*Problem to work on*
Return, verbatim, the stretch of entries from the line containing "- banner-image-powder: [672, 152, 886, 224]" through the line containing "- sidebar-item-orders[interactable]: 我的订单: [209, 413, 299, 432]", including both of those lines.
# START OF Data excerpts
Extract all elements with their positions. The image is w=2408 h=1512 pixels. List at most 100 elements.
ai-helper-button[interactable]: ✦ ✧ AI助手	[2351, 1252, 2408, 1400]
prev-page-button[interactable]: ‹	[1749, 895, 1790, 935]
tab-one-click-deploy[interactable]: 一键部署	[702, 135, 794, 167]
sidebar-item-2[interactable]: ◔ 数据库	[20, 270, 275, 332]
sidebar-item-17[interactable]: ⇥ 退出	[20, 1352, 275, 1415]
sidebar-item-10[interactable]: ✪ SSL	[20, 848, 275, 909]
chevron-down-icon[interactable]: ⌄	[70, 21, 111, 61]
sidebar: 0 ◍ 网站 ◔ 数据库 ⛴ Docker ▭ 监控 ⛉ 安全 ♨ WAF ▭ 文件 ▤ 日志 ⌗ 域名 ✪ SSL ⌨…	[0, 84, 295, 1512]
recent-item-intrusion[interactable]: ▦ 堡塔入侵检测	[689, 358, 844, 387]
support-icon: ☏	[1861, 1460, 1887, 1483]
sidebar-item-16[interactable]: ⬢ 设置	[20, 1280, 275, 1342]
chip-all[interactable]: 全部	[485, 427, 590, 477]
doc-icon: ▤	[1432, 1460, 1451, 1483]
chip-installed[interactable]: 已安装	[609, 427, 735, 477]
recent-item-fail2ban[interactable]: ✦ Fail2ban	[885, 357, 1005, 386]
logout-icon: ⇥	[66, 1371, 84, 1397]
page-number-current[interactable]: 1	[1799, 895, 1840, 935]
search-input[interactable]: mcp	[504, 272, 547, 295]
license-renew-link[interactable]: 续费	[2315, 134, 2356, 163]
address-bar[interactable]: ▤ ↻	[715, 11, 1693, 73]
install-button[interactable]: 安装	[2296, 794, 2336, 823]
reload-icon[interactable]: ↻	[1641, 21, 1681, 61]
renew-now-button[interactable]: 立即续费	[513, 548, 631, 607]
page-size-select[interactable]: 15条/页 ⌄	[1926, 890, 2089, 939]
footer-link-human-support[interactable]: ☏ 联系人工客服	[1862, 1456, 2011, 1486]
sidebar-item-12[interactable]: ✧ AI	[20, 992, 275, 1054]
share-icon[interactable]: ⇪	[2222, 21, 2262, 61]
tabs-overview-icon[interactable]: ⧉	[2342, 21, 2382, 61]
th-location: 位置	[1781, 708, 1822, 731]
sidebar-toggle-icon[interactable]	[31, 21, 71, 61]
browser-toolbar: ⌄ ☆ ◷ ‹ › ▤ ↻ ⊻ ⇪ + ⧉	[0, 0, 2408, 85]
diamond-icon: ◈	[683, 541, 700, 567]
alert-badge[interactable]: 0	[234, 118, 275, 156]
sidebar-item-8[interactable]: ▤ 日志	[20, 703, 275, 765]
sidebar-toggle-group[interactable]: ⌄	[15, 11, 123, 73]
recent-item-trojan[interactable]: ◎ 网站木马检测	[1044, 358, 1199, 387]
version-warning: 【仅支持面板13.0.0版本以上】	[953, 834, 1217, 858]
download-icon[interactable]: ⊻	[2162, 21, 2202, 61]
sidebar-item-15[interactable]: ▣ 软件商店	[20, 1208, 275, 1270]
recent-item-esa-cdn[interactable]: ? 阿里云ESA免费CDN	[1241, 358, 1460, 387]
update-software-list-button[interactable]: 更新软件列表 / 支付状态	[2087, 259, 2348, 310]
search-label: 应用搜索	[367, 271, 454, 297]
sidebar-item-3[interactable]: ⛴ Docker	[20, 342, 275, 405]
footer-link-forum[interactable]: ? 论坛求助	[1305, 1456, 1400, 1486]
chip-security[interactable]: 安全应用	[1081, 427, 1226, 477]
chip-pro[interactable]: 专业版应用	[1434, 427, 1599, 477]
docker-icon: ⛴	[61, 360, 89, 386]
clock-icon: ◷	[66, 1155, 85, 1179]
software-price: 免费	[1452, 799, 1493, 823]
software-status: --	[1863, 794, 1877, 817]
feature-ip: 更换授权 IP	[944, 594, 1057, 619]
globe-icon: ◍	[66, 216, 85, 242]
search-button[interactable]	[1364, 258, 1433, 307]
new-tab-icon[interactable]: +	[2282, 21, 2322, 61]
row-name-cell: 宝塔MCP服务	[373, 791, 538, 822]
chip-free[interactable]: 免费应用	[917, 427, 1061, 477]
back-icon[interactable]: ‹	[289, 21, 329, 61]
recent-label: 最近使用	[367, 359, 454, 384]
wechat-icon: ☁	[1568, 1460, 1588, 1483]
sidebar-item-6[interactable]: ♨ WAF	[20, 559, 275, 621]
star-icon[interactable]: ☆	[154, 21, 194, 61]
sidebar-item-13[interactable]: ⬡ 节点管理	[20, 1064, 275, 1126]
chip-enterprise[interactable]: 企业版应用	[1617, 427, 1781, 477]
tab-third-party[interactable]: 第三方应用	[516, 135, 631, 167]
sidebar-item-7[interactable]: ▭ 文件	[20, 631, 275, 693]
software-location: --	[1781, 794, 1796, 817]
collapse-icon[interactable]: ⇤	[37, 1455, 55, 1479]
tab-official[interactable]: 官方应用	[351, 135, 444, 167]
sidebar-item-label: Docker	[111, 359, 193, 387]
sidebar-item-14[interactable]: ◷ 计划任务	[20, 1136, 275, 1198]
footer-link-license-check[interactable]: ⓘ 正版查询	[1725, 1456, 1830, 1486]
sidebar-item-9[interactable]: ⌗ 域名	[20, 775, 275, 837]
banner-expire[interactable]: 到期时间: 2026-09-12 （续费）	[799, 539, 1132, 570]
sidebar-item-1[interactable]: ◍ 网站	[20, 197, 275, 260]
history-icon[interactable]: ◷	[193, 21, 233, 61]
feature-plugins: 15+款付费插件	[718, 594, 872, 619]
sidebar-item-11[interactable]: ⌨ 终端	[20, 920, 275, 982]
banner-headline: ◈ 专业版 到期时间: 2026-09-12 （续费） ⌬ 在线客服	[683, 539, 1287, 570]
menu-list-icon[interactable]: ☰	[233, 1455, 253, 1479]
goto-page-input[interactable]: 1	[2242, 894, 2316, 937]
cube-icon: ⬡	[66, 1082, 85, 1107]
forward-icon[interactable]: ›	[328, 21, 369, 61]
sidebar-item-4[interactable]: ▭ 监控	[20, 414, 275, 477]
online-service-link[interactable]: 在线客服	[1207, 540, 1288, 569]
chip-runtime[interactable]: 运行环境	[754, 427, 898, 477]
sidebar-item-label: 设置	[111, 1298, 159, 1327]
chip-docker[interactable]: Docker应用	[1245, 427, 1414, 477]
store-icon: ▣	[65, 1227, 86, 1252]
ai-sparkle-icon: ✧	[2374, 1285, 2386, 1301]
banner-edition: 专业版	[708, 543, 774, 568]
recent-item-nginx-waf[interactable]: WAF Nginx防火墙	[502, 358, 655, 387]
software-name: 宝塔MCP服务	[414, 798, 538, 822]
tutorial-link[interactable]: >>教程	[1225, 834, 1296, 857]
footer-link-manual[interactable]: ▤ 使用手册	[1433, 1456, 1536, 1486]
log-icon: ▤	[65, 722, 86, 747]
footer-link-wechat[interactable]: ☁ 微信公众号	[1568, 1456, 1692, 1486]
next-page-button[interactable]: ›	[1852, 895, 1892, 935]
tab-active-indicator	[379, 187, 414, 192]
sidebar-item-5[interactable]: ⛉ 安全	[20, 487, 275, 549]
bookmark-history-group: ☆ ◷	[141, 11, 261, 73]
# END OF Data excerpts
# START OF Data excerpts
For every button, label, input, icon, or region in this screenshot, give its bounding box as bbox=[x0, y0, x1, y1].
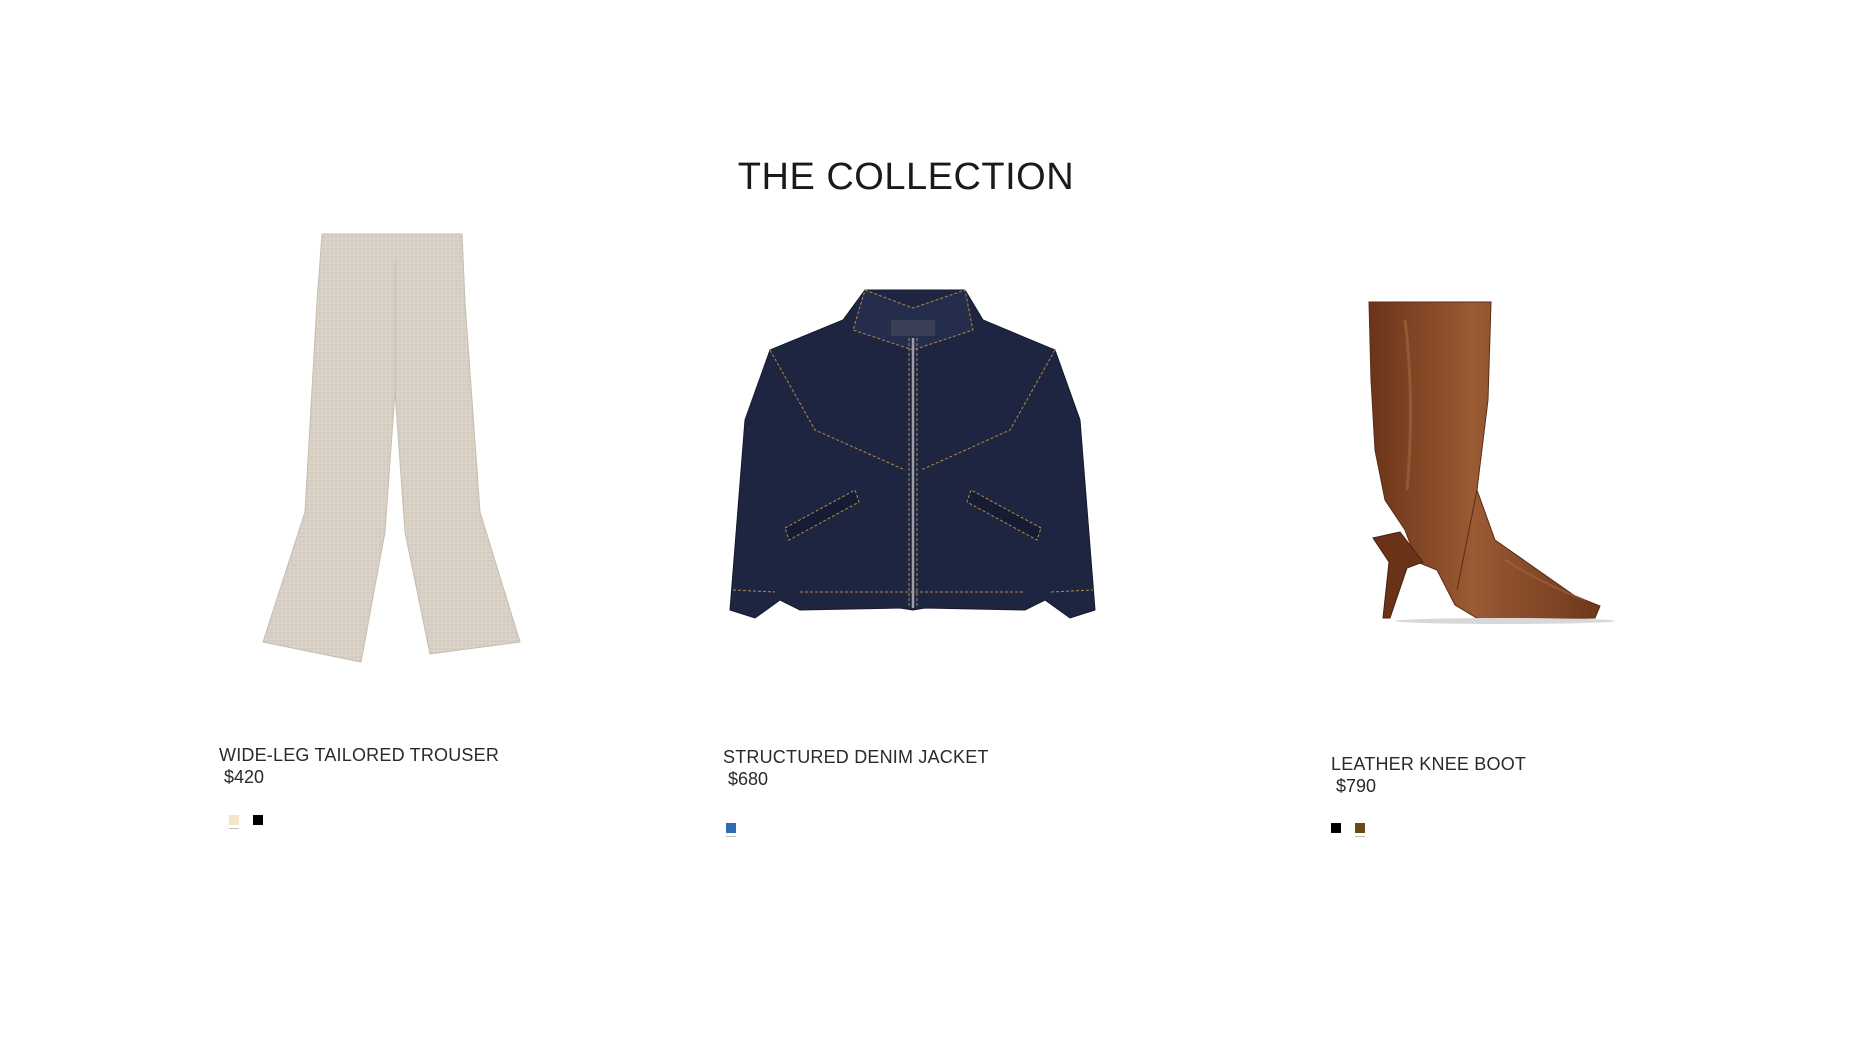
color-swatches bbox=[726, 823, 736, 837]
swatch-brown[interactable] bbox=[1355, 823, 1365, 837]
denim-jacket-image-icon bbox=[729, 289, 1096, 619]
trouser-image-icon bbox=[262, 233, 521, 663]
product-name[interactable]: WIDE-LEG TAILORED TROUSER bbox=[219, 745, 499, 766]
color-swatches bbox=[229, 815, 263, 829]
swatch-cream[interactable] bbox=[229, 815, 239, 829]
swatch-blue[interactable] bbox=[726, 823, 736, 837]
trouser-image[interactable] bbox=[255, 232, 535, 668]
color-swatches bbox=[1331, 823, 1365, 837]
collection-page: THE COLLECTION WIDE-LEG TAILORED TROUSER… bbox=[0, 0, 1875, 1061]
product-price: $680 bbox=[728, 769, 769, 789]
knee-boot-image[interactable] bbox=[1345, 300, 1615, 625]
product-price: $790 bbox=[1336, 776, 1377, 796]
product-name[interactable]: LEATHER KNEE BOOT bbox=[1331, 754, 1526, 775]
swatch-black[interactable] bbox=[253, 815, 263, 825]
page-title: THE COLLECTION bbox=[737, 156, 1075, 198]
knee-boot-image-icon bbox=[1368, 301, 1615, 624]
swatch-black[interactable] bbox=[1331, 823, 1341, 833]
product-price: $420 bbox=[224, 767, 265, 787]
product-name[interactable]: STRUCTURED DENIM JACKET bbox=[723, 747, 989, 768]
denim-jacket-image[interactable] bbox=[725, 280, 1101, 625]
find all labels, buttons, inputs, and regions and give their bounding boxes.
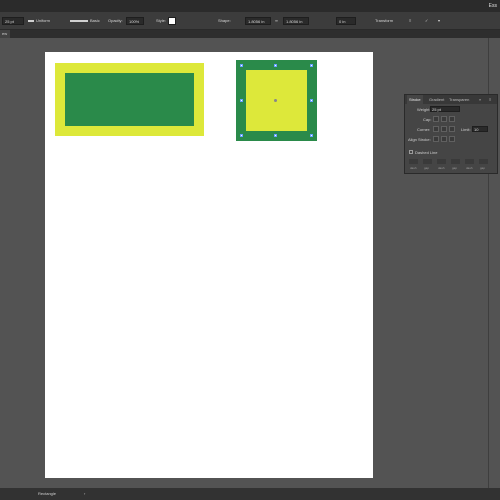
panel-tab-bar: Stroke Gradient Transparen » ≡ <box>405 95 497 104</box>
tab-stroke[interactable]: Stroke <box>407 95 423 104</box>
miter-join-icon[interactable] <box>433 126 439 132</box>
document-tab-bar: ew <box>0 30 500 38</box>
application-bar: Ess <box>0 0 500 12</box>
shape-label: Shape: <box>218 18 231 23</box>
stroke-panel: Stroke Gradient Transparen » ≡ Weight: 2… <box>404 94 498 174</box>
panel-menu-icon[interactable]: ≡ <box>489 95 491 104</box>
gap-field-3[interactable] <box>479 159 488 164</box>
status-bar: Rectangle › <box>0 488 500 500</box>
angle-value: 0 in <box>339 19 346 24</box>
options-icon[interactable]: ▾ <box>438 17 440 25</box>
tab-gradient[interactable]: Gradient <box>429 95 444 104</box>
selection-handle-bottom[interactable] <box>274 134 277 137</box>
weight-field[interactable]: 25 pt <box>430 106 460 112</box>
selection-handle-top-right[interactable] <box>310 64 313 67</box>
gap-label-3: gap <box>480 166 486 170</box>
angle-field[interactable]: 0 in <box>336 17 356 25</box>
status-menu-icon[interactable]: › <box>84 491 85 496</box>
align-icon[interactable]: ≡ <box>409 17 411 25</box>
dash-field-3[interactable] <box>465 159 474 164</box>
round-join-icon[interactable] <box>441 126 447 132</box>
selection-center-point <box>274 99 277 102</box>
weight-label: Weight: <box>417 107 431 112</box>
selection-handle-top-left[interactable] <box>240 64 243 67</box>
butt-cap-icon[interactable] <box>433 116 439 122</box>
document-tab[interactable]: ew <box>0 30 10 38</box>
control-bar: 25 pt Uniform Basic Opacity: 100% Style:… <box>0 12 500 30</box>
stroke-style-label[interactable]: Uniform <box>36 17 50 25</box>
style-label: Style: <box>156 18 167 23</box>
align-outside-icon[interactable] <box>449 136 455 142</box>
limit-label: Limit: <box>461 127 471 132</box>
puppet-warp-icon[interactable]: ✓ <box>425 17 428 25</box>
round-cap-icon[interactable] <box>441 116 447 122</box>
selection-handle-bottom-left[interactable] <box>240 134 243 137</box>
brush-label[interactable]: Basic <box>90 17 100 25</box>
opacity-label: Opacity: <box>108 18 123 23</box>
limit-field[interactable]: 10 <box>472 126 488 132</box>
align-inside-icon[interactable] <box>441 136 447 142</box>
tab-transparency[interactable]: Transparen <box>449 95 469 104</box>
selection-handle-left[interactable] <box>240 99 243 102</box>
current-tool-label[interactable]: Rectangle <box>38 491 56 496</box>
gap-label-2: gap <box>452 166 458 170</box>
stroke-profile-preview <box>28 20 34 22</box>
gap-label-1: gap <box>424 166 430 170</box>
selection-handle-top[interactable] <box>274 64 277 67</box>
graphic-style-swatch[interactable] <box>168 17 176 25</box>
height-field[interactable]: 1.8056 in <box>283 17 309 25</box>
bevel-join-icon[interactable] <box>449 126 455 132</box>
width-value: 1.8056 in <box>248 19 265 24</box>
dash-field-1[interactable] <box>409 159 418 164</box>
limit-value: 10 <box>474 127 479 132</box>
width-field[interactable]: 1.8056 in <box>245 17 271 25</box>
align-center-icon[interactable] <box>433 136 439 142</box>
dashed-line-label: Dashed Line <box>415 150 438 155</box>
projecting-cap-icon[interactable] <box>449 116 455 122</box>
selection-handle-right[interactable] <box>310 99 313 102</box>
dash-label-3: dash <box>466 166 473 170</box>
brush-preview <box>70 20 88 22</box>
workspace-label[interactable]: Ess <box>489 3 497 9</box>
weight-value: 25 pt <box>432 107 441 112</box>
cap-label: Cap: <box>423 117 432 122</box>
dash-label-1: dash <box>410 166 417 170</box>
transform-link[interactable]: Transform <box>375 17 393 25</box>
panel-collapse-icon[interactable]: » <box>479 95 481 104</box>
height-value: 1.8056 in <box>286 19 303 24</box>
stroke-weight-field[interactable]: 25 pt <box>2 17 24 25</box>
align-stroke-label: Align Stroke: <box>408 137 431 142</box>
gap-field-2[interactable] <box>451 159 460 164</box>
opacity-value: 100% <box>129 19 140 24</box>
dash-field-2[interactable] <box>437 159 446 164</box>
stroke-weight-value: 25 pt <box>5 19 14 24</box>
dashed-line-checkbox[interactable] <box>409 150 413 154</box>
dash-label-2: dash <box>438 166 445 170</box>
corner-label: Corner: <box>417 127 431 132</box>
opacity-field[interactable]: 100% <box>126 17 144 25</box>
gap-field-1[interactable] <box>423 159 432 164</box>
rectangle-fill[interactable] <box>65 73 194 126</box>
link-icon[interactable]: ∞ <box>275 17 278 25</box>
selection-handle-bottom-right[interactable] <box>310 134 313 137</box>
# END OF Data excerpts
# START OF Data excerpts
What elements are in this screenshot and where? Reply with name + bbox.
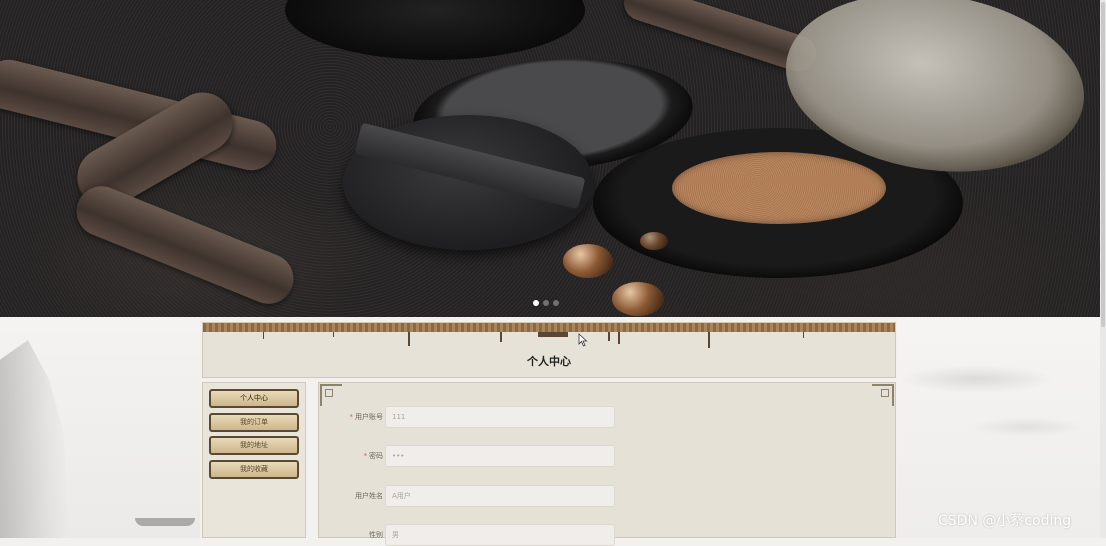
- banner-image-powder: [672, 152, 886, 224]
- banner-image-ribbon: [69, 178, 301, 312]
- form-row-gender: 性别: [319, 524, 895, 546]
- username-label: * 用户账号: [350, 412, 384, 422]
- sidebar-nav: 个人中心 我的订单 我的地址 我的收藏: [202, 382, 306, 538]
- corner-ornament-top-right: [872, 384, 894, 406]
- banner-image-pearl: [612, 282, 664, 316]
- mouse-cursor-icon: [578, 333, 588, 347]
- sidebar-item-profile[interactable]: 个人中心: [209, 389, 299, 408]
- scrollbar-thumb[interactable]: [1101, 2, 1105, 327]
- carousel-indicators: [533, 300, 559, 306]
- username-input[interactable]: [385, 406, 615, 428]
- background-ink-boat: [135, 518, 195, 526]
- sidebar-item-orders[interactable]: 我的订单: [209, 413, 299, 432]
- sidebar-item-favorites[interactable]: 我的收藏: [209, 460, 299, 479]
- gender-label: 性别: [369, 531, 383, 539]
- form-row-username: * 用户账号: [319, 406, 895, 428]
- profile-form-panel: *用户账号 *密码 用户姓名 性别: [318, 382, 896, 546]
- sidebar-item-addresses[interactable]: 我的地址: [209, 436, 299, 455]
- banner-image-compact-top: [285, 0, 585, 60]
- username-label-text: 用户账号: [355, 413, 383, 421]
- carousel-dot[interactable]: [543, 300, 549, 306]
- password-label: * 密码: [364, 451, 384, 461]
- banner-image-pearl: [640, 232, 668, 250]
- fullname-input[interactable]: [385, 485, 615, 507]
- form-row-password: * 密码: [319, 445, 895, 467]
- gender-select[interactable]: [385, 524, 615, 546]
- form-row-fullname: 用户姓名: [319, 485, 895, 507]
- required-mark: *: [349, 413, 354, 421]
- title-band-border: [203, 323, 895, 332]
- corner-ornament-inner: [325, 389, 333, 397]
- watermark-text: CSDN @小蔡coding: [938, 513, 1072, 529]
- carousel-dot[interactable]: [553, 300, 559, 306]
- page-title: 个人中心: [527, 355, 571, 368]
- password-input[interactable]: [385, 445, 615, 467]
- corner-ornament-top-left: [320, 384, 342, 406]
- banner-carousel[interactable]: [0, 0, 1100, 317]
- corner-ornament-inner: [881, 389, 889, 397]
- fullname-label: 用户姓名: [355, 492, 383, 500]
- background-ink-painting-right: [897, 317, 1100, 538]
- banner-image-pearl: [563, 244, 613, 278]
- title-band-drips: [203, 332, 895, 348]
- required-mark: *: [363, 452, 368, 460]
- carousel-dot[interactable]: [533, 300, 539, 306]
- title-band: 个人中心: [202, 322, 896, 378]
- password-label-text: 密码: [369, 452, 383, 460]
# END OF Data excerpts
*Full output*
- banner-image-powder: [672, 152, 886, 224]
- banner-image-ribbon: [69, 178, 301, 312]
- form-row-gender: 性别: [319, 524, 895, 546]
- username-label: * 用户账号: [350, 412, 384, 422]
- sidebar-nav: 个人中心 我的订单 我的地址 我的收藏: [202, 382, 306, 538]
- corner-ornament-top-right: [872, 384, 894, 406]
- banner-image-pearl: [612, 282, 664, 316]
- mouse-cursor-icon: [578, 333, 588, 347]
- sidebar-item-profile[interactable]: 个人中心: [209, 389, 299, 408]
- scrollbar-thumb[interactable]: [1101, 2, 1105, 327]
- carousel-indicators: [533, 300, 559, 306]
- username-input[interactable]: [385, 406, 615, 428]
- background-ink-boat: [135, 518, 195, 526]
- sidebar-item-orders[interactable]: 我的订单: [209, 413, 299, 432]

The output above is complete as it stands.